Entries with figure data:
○ ○ ○ ○
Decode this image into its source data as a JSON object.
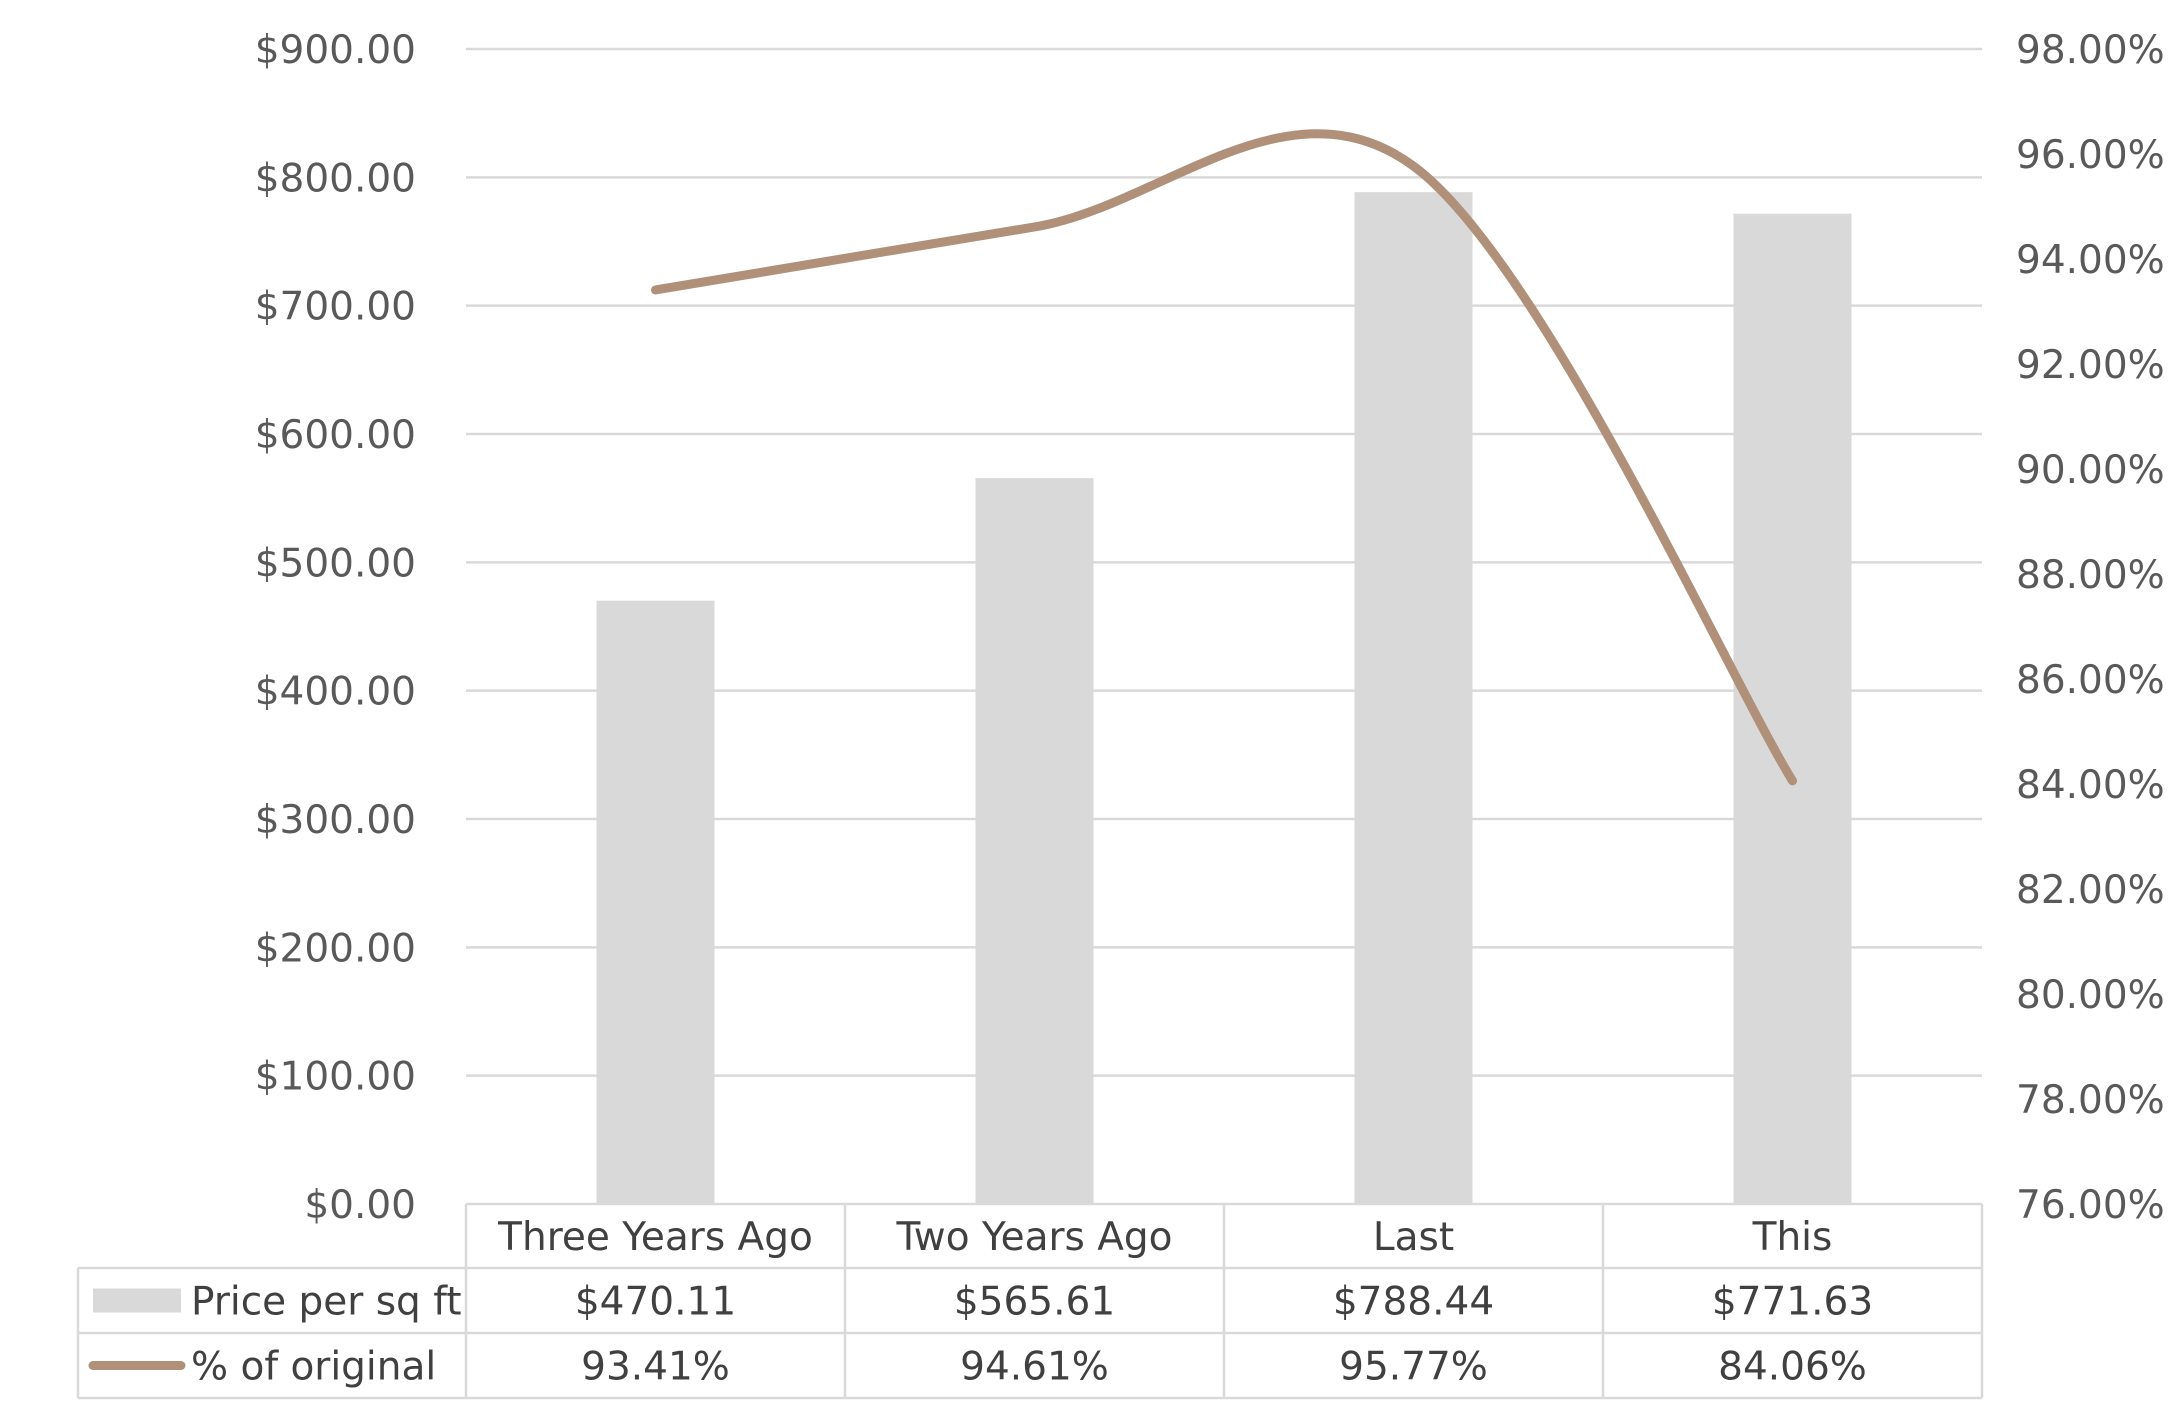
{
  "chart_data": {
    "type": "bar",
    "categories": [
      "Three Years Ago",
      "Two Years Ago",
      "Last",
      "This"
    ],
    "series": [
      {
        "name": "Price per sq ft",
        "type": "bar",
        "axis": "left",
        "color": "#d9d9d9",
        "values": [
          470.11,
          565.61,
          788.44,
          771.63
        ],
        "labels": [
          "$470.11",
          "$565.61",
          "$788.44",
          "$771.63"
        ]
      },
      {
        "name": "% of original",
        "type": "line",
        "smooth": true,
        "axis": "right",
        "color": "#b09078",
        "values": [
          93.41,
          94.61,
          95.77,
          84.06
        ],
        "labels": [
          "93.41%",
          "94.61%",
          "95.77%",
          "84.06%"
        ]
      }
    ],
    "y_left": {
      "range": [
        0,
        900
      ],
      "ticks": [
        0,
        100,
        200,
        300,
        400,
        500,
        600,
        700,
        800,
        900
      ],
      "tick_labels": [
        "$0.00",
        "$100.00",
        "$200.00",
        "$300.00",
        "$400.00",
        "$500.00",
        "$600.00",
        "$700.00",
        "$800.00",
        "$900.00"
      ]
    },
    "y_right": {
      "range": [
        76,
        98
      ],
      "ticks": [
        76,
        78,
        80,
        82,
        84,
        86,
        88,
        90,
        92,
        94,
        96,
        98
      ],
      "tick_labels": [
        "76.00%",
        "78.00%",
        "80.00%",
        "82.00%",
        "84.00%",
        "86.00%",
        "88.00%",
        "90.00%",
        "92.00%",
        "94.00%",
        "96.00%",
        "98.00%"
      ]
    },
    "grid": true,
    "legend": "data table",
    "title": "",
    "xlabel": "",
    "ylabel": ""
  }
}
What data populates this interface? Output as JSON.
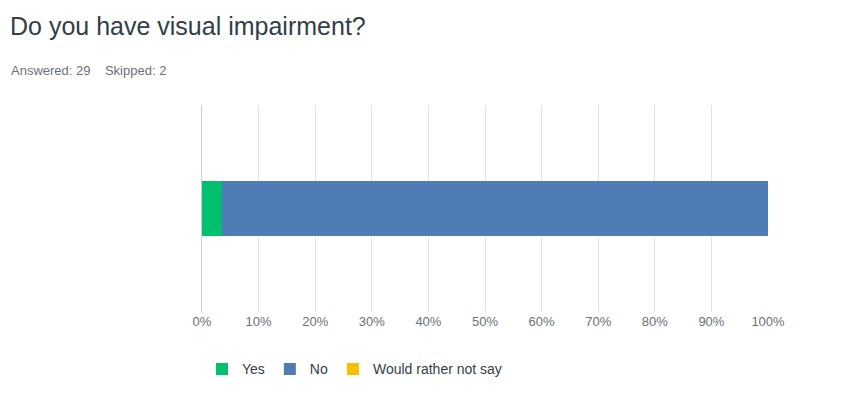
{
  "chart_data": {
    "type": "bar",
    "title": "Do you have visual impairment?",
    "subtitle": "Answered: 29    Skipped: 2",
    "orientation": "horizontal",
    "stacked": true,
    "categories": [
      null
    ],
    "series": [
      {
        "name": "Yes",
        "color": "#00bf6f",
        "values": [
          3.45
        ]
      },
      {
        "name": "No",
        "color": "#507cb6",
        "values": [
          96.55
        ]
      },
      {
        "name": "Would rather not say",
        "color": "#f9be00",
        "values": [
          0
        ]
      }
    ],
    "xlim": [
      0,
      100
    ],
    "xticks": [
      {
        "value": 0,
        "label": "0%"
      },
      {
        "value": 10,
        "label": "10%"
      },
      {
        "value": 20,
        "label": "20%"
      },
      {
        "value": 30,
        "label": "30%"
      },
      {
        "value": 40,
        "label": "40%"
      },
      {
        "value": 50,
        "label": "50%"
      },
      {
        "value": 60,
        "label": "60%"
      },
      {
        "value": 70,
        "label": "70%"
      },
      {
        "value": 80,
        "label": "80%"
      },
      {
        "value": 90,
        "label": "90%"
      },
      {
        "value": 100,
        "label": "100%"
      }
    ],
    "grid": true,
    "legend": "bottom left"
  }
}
○ ○ ○ ○
» Work required:
Give the number of lines in the material above that have the word "true" in them, and nothing more.

» Output of the exercise:
4